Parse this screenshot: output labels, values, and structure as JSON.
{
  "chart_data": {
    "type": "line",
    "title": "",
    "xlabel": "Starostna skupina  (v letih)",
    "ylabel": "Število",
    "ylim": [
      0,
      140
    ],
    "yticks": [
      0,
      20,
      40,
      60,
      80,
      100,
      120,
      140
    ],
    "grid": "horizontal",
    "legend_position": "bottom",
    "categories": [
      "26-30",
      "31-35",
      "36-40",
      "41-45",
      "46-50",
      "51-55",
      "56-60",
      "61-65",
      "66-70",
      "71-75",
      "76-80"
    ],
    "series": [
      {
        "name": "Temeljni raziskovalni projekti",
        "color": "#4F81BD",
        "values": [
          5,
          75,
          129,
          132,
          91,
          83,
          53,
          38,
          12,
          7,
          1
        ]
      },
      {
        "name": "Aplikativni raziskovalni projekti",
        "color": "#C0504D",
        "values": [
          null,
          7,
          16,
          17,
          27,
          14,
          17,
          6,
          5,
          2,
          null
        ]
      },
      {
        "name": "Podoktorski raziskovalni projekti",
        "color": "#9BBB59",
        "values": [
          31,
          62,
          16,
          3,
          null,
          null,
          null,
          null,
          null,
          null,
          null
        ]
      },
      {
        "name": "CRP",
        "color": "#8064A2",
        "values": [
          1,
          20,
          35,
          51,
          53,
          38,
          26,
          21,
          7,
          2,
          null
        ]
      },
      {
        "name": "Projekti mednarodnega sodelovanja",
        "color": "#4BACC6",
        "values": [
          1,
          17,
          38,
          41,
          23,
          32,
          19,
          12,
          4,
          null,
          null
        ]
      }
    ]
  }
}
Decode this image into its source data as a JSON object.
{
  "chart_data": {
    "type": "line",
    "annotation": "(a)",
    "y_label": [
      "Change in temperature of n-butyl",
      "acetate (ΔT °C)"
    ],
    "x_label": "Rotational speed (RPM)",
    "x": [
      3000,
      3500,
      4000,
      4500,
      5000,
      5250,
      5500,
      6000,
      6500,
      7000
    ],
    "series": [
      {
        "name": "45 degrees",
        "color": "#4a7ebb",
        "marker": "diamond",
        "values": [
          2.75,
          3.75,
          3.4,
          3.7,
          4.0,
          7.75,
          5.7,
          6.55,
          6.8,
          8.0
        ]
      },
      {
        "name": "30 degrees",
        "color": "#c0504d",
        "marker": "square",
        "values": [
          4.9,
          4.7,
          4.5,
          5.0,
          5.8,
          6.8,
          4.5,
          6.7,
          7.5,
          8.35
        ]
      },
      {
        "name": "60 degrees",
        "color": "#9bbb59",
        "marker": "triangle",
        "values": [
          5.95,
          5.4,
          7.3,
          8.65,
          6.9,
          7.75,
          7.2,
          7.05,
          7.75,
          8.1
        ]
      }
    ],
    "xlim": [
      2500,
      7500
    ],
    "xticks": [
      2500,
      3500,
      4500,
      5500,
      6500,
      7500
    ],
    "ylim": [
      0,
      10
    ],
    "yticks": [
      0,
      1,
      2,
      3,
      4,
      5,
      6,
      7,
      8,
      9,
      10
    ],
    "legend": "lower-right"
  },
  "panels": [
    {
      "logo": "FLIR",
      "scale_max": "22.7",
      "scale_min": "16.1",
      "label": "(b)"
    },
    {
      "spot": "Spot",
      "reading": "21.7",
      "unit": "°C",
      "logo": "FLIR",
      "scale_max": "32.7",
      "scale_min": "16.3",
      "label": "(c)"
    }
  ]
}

┄┄┄┄┄┄┄┄┄┄┄┄┄┄┄┄┄┄┄┄

* _STATED GOAL_: Tally the lines of the records holding the word "marker", then state only the tally.

* _SOLUTION TO THE PROBLEM_: 3